▸ **Goal of the exercise**
Reproduce the passage on Musk's Los Angeles tunnel plan in full, word for word.
___ Selected passage ___
That’s life as an entrepreneur. You win some; more often you lose some. Investors should be smart enough to know the risks. Musk’s tunnel project, though, isn’t a matter of experimenting with investor and taxpayer money. Instead, if taken literally, it’s civic anarchy. In December, Musk tweeted: “Traffic is driving me nuts. Am going to build a tunnel boring machine and just start digging . … I am actually going to do this.” Last week, he reported, “Exciting progress on the tunnel front. Plan to start digging in a month or so.” He said that he’d start near his office in Hawthorne, a city in Los Angeles County. Wired.com has reported that Musk is already experimenting on his company’s own property.

Whether you’re a billionaire, a Twitter crank, or both, there are several good reasons why you can’t build your own tunnel beneath broader Los Angeles. Musk may be trying to point out the idiocy of laws and regulations that make it hard to build infrastructure, but he’s actually doing the opposite: reminding us why we adopted our laws and regulations in the first place. Building a tunnel disrupts traffic above it. Who would be responsible for the years-long traffic diversions? Tunnels require entrance-and-exit points. If Musk plans a tunnel for cars, not trains, how would smaller surface roads handle all the traffic going into and coming out of a fast-moving underground thoroughfare? If he plans a tunnel for trains, where will people enter and exit above ground, and how will the city keep all these new pedestrians safe from traffic? What if Musk miscalculates his tunnel’s ability to withstand an earthquake, as his staff miscalculated the safety of his rocket? It’s OK to blow up your own (and your customers’) equipment. It’s not OK to take the same risks with a city.
___ Material shown ___
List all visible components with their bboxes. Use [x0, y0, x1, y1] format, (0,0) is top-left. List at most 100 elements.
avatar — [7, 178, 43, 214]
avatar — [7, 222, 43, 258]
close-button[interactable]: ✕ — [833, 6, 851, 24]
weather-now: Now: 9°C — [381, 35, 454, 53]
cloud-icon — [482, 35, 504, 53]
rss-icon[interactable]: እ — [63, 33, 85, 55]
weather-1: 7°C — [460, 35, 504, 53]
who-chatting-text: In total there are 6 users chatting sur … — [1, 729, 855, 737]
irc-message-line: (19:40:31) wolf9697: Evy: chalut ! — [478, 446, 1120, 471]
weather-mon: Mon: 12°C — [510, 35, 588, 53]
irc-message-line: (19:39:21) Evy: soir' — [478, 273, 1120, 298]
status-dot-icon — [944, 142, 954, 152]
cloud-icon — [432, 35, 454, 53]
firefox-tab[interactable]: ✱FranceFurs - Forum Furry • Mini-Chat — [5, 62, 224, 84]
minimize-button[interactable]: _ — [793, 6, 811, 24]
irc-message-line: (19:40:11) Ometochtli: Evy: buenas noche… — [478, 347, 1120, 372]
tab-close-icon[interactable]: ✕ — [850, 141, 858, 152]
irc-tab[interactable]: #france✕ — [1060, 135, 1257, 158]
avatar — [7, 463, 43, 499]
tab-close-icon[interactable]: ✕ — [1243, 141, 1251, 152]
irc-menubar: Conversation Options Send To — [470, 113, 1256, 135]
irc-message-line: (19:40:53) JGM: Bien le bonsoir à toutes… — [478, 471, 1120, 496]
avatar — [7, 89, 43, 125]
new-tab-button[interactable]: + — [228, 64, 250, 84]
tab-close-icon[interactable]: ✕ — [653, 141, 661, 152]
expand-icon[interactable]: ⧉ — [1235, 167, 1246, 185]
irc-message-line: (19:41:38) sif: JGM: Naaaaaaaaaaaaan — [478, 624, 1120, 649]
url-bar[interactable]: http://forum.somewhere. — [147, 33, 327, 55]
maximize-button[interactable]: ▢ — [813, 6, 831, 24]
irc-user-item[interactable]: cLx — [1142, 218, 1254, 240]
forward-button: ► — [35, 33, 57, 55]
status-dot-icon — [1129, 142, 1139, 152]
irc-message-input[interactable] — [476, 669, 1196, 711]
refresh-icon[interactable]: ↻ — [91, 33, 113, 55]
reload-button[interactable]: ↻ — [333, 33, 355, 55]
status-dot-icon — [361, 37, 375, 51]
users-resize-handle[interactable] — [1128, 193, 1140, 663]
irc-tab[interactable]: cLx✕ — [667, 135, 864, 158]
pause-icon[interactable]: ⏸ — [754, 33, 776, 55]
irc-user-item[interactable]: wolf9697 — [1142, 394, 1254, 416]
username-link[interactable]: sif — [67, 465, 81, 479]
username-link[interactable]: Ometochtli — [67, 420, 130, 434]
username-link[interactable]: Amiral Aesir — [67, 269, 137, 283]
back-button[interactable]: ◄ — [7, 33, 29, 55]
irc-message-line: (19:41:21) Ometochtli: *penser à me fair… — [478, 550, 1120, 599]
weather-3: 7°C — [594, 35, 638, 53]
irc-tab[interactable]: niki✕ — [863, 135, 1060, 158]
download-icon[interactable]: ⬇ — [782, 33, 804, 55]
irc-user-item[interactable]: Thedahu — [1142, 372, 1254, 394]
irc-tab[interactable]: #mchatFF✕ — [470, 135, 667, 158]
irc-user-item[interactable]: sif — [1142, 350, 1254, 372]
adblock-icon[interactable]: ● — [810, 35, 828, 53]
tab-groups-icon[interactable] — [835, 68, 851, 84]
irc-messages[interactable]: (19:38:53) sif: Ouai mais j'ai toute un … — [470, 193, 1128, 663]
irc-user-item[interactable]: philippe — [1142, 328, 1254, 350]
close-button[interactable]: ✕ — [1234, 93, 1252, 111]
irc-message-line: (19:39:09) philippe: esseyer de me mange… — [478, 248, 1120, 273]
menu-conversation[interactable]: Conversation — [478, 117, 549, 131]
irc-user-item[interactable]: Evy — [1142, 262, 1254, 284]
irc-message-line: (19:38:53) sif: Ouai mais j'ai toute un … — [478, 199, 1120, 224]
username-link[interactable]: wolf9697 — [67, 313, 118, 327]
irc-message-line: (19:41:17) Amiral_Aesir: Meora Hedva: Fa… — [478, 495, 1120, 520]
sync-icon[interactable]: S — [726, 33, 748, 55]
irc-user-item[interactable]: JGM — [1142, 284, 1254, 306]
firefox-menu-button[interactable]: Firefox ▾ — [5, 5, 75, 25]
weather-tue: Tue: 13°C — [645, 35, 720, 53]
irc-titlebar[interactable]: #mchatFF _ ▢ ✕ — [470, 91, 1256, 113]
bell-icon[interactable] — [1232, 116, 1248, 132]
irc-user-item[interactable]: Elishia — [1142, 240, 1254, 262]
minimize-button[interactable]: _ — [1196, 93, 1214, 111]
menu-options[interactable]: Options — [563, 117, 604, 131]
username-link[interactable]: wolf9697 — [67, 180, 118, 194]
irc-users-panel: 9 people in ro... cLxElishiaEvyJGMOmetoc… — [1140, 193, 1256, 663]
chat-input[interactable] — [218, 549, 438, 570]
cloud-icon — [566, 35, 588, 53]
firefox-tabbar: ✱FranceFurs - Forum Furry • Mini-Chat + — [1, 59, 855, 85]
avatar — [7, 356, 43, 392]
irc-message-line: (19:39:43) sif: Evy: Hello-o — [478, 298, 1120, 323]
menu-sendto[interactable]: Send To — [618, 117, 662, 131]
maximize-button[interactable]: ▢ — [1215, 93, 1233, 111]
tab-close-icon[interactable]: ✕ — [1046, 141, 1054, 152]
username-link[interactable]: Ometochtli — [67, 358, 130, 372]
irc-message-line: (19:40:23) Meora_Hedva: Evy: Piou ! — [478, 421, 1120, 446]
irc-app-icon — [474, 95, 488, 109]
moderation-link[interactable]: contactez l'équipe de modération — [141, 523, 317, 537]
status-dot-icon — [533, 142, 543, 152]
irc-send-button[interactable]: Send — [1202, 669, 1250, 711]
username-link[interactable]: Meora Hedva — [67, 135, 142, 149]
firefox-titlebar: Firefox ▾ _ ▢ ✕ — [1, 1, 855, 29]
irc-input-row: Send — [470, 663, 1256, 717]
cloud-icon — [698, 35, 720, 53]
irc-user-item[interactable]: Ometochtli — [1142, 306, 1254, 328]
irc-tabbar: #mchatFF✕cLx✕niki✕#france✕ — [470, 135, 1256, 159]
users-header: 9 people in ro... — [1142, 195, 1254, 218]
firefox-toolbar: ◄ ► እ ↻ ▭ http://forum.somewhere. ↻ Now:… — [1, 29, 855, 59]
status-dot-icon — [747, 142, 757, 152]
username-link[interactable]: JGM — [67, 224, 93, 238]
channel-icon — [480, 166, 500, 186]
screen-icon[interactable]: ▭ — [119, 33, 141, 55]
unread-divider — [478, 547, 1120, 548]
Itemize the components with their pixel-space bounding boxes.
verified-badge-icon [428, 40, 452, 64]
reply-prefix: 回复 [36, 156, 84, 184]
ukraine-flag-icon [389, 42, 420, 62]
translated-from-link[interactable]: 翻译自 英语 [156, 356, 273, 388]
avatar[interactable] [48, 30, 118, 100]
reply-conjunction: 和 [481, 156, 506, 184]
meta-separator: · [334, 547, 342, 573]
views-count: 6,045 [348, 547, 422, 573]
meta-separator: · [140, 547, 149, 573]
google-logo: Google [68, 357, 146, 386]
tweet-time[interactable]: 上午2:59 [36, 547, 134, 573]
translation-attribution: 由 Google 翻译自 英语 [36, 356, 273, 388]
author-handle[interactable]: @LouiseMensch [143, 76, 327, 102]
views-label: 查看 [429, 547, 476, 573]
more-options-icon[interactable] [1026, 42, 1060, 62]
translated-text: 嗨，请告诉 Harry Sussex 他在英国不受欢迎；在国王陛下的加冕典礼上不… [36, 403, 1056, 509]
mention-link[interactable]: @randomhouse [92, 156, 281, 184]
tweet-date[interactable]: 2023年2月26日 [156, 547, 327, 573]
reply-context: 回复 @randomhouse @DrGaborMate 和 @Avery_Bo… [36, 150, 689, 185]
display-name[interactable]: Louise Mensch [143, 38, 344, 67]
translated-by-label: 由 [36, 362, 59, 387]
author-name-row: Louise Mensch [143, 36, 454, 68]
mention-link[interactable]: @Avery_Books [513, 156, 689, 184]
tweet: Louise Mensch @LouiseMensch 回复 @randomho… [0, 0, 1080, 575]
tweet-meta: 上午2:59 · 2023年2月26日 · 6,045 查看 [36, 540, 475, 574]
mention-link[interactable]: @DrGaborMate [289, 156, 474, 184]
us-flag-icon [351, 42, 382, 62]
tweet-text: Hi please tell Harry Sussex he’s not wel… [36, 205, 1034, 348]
___
▸ **Written answer**
That’s life as an entrepreneur. You win some; more often you lose some. Investors should be smart enough to know the risks. Musk’s tunnel project, though, isn’t a matter of experimenting with investor and taxpayer money. Instead, if taken literally, it’s civic anarchy. In December, Musk tweeted: “Traffic is driving me nuts. Am going to build a tunnel boring machine and just start digging . … I am actually going to do this.” Last week, he reported, “Exciting progress on the tunnel front. Plan to start digging in a month or so.” He said that he’d start near his office in Hawthorne, a city in Los Angeles County. Wired.com has reported that Musk is already experimenting on his company’s own property.

Whether you’re a billionaire, a Twitter crank, or both, there are several good reasons why you can’t build your own tunnel beneath broader Los Angeles. Musk may be trying to point out the idiocy of laws and regulations that make it hard to build infrastructure, but he’s actually doing the opposite: reminding us why we adopted our laws and regulations in the first place. Building a tunnel disrupts traffic above it. Who would be responsible for the years-long traffic diversions? Tunnels require entrance-and-exit points. If Musk plans a tunnel for cars, not trains, how would smaller surface roads handle all the traffic going into and coming out of a fast-moving underground thoroughfare? If he plans a tunnel for trains, where will people enter and exit above ground, and how will the city keep all these new pedestrians safe from traffic? What if Musk miscalculates his tunnel’s ability to withstand an earthquake, as his staff miscalculated the safety of his rocket? It’s OK to blow up your own (and your customers’) equipment. It’s not OK to take the same risks with a city.